Excerpts from a figure dataset:
----------

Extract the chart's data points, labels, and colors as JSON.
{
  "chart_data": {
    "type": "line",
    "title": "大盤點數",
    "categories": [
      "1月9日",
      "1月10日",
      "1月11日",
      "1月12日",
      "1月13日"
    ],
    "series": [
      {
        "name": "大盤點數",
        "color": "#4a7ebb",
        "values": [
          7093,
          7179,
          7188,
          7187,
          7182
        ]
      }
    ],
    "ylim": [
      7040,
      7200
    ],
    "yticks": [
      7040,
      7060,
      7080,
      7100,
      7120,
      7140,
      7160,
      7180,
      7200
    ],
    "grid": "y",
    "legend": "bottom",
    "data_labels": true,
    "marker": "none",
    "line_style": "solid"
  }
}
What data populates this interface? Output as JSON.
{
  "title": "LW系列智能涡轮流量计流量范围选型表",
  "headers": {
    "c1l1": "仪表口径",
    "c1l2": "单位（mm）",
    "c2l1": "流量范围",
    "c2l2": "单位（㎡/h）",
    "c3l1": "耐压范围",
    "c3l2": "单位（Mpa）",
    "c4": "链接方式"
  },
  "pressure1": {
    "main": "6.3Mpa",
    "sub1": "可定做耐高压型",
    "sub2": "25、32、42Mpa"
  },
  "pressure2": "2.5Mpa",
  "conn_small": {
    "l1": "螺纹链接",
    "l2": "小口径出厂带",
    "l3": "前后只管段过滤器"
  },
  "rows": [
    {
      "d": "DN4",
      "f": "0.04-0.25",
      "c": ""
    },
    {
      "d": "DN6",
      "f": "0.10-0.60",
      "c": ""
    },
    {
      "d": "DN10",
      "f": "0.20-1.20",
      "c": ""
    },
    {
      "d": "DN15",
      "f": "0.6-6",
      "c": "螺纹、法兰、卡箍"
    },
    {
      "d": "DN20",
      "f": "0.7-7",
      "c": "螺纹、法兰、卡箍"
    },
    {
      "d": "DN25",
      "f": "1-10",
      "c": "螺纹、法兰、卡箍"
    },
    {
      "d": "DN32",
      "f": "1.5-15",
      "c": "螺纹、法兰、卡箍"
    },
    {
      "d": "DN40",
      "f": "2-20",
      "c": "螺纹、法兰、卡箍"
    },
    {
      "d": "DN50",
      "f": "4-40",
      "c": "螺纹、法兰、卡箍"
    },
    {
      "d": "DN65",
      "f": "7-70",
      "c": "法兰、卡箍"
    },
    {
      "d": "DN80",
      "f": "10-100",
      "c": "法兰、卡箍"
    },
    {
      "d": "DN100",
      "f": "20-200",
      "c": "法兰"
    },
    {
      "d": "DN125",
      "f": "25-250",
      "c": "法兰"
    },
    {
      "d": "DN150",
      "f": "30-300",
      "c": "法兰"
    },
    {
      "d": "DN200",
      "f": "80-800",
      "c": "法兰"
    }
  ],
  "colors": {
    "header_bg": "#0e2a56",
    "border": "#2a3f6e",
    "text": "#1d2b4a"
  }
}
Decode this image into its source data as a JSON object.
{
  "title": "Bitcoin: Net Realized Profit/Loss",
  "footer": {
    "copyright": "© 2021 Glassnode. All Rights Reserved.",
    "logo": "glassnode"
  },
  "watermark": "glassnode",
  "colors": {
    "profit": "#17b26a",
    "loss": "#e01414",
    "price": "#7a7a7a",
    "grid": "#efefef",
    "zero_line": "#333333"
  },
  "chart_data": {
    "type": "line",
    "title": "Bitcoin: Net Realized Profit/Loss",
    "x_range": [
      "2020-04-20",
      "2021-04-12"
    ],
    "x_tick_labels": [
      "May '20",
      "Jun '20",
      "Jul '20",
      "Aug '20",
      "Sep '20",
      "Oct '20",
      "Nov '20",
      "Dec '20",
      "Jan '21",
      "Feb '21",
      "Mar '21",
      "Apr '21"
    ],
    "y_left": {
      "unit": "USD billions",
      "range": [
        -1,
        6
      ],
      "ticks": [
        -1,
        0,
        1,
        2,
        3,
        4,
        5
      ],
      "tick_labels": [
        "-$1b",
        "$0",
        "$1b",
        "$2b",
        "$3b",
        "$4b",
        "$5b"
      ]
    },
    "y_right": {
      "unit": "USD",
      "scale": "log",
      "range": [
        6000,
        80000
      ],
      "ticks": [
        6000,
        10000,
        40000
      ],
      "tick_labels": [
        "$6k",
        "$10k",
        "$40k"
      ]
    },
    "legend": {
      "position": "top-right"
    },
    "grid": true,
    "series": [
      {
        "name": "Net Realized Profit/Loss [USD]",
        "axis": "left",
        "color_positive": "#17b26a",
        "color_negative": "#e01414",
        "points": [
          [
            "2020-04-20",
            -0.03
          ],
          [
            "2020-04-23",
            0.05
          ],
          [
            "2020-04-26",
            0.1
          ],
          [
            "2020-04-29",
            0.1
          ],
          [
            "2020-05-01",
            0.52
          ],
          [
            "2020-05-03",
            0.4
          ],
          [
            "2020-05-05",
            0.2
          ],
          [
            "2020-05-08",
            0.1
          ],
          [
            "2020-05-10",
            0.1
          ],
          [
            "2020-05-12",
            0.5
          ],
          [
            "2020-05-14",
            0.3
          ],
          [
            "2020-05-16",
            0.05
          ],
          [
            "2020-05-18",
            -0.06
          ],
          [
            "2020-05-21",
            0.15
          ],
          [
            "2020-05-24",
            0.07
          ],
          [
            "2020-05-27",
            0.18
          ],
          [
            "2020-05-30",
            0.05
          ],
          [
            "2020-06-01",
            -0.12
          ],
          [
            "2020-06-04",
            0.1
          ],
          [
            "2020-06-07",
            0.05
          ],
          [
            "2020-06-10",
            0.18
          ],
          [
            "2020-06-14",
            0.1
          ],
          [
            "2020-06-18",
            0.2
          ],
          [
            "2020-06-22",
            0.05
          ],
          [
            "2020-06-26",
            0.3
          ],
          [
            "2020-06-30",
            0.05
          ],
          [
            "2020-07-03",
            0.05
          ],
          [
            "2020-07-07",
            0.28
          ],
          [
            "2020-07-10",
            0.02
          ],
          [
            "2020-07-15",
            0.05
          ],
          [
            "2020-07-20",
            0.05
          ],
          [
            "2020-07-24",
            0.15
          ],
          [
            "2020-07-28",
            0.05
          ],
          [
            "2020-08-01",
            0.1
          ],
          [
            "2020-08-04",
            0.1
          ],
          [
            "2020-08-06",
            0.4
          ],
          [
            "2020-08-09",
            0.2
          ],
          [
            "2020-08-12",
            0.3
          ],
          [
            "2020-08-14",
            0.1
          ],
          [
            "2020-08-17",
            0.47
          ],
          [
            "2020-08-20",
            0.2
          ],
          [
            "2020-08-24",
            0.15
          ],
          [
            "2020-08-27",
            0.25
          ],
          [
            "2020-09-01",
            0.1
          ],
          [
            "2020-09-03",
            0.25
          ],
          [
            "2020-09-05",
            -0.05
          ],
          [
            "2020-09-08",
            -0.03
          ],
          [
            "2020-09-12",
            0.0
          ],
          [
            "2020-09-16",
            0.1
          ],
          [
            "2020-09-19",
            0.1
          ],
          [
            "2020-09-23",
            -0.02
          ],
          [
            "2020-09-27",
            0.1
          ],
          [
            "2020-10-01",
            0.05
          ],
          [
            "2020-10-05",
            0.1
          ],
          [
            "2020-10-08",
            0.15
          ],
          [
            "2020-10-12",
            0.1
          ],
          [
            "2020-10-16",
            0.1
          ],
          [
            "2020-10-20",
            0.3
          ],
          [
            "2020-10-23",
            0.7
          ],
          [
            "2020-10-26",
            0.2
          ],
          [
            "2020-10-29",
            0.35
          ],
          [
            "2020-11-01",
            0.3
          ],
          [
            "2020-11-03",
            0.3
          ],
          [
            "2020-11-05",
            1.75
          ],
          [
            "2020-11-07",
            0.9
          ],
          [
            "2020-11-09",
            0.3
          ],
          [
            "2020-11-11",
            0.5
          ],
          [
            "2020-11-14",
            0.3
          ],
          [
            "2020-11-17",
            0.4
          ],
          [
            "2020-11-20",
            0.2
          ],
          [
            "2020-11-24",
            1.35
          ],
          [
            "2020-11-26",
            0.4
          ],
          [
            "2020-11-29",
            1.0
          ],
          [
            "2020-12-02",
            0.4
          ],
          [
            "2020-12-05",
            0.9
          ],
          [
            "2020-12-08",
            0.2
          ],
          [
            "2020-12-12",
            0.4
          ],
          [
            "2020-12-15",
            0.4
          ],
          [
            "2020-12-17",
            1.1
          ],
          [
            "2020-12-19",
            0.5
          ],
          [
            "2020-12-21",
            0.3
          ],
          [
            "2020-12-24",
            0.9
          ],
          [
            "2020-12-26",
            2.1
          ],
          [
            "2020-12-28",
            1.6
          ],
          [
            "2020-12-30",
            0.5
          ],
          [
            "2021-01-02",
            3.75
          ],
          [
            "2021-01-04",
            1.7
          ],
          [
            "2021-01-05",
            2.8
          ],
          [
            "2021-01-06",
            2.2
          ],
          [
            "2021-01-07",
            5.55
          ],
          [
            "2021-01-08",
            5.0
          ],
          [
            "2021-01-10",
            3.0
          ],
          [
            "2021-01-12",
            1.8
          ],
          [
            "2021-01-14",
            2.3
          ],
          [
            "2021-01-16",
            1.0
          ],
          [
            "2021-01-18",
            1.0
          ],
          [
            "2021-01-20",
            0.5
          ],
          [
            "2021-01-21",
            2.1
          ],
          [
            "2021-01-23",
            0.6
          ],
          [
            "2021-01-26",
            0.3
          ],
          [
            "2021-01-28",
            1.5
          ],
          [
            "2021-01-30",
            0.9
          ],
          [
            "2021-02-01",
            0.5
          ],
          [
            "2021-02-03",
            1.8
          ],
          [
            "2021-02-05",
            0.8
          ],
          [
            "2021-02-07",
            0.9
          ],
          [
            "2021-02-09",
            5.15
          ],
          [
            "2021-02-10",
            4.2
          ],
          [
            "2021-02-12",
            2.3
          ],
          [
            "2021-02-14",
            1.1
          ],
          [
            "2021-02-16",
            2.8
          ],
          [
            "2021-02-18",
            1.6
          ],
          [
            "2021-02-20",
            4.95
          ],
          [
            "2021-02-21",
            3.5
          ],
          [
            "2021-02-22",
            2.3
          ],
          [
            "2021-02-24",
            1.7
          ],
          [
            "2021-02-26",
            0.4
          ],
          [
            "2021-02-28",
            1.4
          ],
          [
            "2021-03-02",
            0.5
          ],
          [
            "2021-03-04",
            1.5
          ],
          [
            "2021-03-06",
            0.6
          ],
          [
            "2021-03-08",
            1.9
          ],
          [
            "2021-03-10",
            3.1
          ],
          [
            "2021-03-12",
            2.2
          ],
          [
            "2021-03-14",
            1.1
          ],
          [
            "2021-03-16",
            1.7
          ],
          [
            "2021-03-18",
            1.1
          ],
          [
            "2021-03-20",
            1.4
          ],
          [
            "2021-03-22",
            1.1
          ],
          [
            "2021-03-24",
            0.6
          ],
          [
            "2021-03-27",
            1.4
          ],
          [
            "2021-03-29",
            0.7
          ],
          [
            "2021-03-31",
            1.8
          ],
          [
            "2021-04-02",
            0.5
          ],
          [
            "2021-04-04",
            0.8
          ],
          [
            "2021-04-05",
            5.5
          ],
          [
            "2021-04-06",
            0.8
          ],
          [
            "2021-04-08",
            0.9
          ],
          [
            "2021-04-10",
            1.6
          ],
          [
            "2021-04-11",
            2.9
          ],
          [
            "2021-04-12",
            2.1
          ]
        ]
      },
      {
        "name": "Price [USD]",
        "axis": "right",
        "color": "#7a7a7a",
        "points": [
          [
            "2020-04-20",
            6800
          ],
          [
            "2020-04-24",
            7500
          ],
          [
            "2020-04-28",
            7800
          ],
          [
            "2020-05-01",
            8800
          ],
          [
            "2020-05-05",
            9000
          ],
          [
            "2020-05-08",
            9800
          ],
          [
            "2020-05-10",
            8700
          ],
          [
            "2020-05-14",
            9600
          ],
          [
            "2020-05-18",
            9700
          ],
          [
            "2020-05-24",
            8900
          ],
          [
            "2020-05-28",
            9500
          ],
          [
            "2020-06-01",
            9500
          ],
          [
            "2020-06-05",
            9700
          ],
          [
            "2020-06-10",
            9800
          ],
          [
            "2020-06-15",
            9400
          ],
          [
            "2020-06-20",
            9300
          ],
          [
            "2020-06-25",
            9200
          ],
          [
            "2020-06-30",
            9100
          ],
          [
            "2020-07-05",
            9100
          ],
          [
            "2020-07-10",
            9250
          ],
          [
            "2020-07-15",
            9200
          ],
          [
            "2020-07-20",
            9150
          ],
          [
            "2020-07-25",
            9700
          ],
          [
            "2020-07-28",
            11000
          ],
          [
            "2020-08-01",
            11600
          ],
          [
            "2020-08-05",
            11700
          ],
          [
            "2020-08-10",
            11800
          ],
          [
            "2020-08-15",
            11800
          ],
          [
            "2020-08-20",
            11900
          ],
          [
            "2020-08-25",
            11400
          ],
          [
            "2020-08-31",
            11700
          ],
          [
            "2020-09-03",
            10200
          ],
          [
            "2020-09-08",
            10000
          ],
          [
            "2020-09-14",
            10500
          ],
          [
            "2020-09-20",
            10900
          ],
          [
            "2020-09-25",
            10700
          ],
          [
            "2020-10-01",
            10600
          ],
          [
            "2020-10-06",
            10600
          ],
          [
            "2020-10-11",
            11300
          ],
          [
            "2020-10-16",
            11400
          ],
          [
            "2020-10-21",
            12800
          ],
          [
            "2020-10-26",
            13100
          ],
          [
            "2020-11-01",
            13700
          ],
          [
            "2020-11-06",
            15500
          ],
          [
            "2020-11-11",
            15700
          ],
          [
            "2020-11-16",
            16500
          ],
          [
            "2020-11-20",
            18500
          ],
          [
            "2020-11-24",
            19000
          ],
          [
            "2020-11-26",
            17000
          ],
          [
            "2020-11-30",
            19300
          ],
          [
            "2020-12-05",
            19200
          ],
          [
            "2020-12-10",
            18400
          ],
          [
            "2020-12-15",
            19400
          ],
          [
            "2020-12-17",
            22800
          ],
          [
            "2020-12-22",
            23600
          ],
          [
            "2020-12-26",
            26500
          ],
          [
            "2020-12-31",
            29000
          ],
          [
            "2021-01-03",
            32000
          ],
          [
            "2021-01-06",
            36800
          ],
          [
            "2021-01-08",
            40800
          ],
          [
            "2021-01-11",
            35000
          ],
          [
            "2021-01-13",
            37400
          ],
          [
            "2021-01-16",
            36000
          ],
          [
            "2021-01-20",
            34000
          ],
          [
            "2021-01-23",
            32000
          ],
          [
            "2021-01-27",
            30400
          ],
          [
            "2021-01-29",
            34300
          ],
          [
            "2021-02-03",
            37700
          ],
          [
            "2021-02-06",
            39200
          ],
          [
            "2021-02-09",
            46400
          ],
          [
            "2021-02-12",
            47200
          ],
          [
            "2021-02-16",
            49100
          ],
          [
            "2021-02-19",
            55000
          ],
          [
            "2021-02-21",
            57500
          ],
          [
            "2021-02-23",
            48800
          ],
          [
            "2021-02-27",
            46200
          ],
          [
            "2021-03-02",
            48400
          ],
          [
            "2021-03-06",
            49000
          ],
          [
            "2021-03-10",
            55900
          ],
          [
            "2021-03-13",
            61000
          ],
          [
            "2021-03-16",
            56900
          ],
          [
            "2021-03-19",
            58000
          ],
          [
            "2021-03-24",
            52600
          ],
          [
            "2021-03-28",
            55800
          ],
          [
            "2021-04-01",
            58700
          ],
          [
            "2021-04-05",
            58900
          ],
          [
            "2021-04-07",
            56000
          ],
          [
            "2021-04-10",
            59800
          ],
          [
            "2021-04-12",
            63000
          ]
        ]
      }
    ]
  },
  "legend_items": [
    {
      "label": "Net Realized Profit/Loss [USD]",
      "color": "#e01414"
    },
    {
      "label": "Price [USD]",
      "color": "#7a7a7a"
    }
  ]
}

----------

EXERCISE DETAILS:
Pick out the lines above containing the word "Bitcoin", then copy them.

COMPLETED TASK:
  "title": "Bitcoin: Net Realized Profit/Loss",
    "title": "Bitcoin: Net Realized Profit/Loss",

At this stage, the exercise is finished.